• [What the task requires]
Extract every record, exactly as written, and ignore the pictures.
-- Begin Records shown --
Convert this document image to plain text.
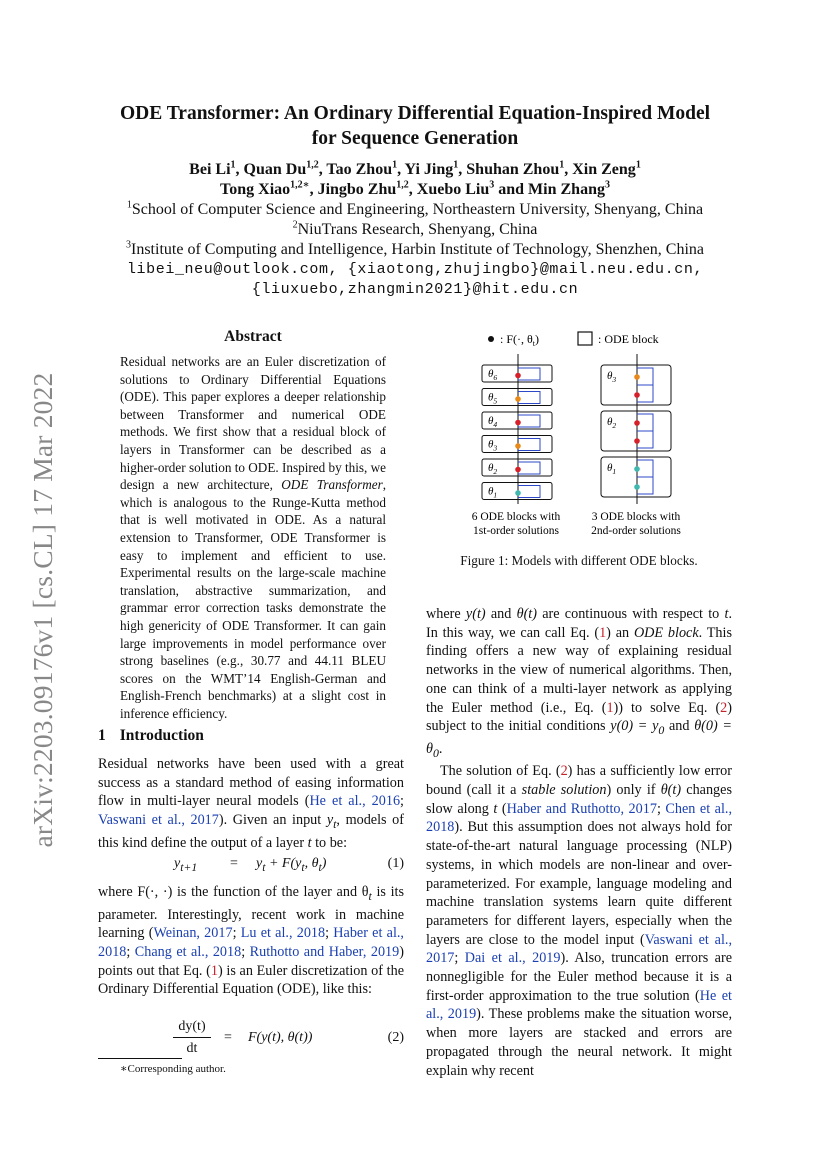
arXiv:2203.09176v1 [cs.CL] 17 Mar 2022
ODE Transformer: An Ordinary Differential Equation-Inspired Model
for Sequence Generation
Bei Li$^1$, Quan Du$^{1,2}$, Tao Zhou$^1$, Yi Jing$^1$, Shuhan Zhou$^1$, Xin Zeng$^1$
Tong Xiao$^{1,2∗}$, Jingbo Zhu$^{1,2}$, Xuebo Liu$^3$ and Min Zhang$^3$
$^1$School of Computer Science and Engineering, Northeastern University, Shenyang, China
$^2$NiuTrans Research, Shenyang, China
$^3$Institute of Computing and Intelligence, Harbin Institute of Technology, Shenzhen, China
libei_neu@outlook.com, {xiaotong,zhujingbo}@mail.neu.edu.cn,
{liuxuebo,zhangmin2021}@hit.edu.cn
Abstract
Residual networks are an Euler discretization of solutions to Ordinary Differential Equations (ODE). This paper explores a deeper relationship between Transformer and numerical ODE methods. We first show that a residual block of layers in Transformer can be described as a higher-order solution to ODE. Inspired by this, we design a new architecture, ODE Transformer, which is analogous to the Runge-Kutta method that is well motivated in ODE. As a natural extension to Transformer, ODE Transformer is easy to implement and efficient to use. Experimental results on the large-scale machine translation, abstractive summarization, and grammar error correction tasks demonstrate the high genericity of ODE Transformer. It can gain large improvements in model performance over strong baselines (e.g., 30.77 and 44.11 BLEU scores on the WMT’14 English-German and English-French benchmarks) at a slight cost in inference efficiency.
1 Introduction
Residual networks have been used with a great success as a standard method of easing information flow in multi-layer neural models (He et al., 2016; Vaswani et al., 2017). Given an input $y_t$, models of this kind define the output of a layer t to be:
$y_{t+1} = y_t + F(y_t$, $\theta_t$)	(1)
where F(·, ·) is the function of the layer and $\theta_t$ is its parameter. Interestingly, recent work in machine learning (Weinan, 2017; Lu et al., 2018; Haber et al., 2018; Chang et al., 2018; Ruthotto and Haber, 2019) points out that Eq. (1) is an Euler discretization of the Ordinary Differential Equation (ODE), like this:
dy(t)
dt
= F(y(t), θ(t))	(2)
∗Corresponding author.
: F(·, $\theta_t$)	: ODE block
$\theta_6$
$\theta_5$
$\theta_4$
$\theta_3$
$\theta_2$
$\theta_1$
$\theta_3$
$\theta_2$
$\theta_1$
6 ODE blocks with
1st-order solutions
3 ODE blocks with
2nd-order solutions
Figure 1: Models with different ODE blocks.
where y(t) and θ(t) are continuous with respect to t. In this way, we can call Eq. (1) an ODE block. This finding offers a new way of explaining residual networks in the view of numerical algorithms. Then, one can think of a multi-layer network as applying the Euler method (i.e., Eq. (1)) to solve Eq. (2) subject to the initial conditions $y(0) = y_0$ and $\theta(0) = \theta_0$.
The solution of Eq. (2) has a sufficiently low error bound (call it a stable solution) only if θ(t) changes slow along t (Haber and Ruthotto, 2017; Chen et al., 2018). But this assumption does not always hold for state-of-the-art natural language processing (NLP) systems, in which models are non-linear and over-parameterized. For example, language modeling and machine translation systems learn quite different parameters for different layers, especially when the layers are close to the model input (Vaswani et al., 2017; Dai et al., 2019). Also, truncation errors are nonnegligible for the Euler method because it is a first-order approximation to the true solution (He et al., 2019). These problems make the situation worse, when more layers are stacked and errors are propagated through the neural network. It might explain why recent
-- End Records shown --
• [Problem solution]
Convert this document image to plain text.
arXiv:2203.09176v1 [cs.CL] 17 Mar 2022
ODE Transformer: An Ordinary Differential Equation-Inspired Model
for Sequence Generation
Bei Li$^1$, Quan Du$^{1,2}$, Tao Zhou$^1$, Yi Jing$^1$, Shuhan Zhou$^1$, Xin Zeng$^1$
Tong Xiao$^{1,2∗}$, Jingbo Zhu$^{1,2}$, Xuebo Liu$^3$ and Min Zhang$^3$
$^1$School of Computer Science and Engineering, Northeastern University, Shenyang, China
$^2$NiuTrans Research, Shenyang, China
$^3$Institute of Computing and Intelligence, Harbin Institute of Technology, Shenzhen, China
libei_neu@outlook.com, {xiaotong,zhujingbo}@mail.neu.edu.cn,
{liuxuebo,zhangmin2021}@hit.edu.cn
Abstract
Residual networks are an Euler discretization of solutions to Ordinary Differential Equations (ODE). This paper explores a deeper relationship between Transformer and numerical ODE methods. We first show that a residual block of layers in Transformer can be described as a higher-order solution to ODE. Inspired by this, we design a new architecture, ODE Transformer, which is analogous to the Runge-Kutta method that is well motivated in ODE. As a natural extension to Transformer, ODE Transformer is easy to implement and efficient to use. Experimental results on the large-scale machine translation, abstractive summarization, and grammar error correction tasks demonstrate the high genericity of ODE Transformer. It can gain large improvements in model performance over strong baselines (e.g., 30.77 and 44.11 BLEU scores on the WMT’14 English-German and English-French benchmarks) at a slight cost in inference efficiency.
1 Introduction
Residual networks have been used with a great success as a standard method of easing information flow in multi-layer neural models (He et al., 2016; Vaswani et al., 2017). Given an input $y_t$, models of this kind define the output of a layer t to be:
$y_{t+1} = y_t + F(y_t$, $\theta_t$)	(1)
where F(·, ·) is the function of the layer and $\theta_t$ is its parameter. Interestingly, recent work in machine learning (Weinan, 2017; Lu et al., 2018; Haber et al., 2018; Chang et al., 2018; Ruthotto and Haber, 2019) points out that Eq. (1) is an Euler discretization of the Ordinary Differential Equation (ODE), like this:
dy(t)
dt
= F(y(t), θ(t))	(2)
∗Corresponding author.
: F(·, $\theta_t$)	: ODE block
$\theta_6$
$\theta_5$
$\theta_4$
$\theta_3$
$\theta_2$
$\theta_1$
$\theta_3$
$\theta_2$
$\theta_1$
6 ODE blocks with
1st-order solutions
3 ODE blocks with
2nd-order solutions
Figure 1: Models with different ODE blocks.
where y(t) and θ(t) are continuous with respect to t. In this way, we can call Eq. (1) an ODE block. This finding offers a new way of explaining residual networks in the view of numerical algorithms. Then, one can think of a multi-layer network as applying the Euler method (i.e., Eq. (1)) to solve Eq. (2) subject to the initial conditions $y(0) = y_0$ and $\theta(0) = \theta_0$.
The solution of Eq. (2) has a sufficiently low error bound (call it a stable solution) only if θ(t) changes slow along t (Haber and Ruthotto, 2017; Chen et al., 2018). But this assumption does not always hold for state-of-the-art natural language processing (NLP) systems, in which models are non-linear and over-parameterized. For example, language modeling and machine translation systems learn quite different parameters for different layers, especially when the layers are close to the model input (Vaswani et al., 2017; Dai et al., 2019). Also, truncation errors are nonnegligible for the Euler method because it is a first-order approximation to the true solution (He et al., 2019). These problems make the situation worse, when more layers are stacked and errors are propagated through the neural network. It might explain why recent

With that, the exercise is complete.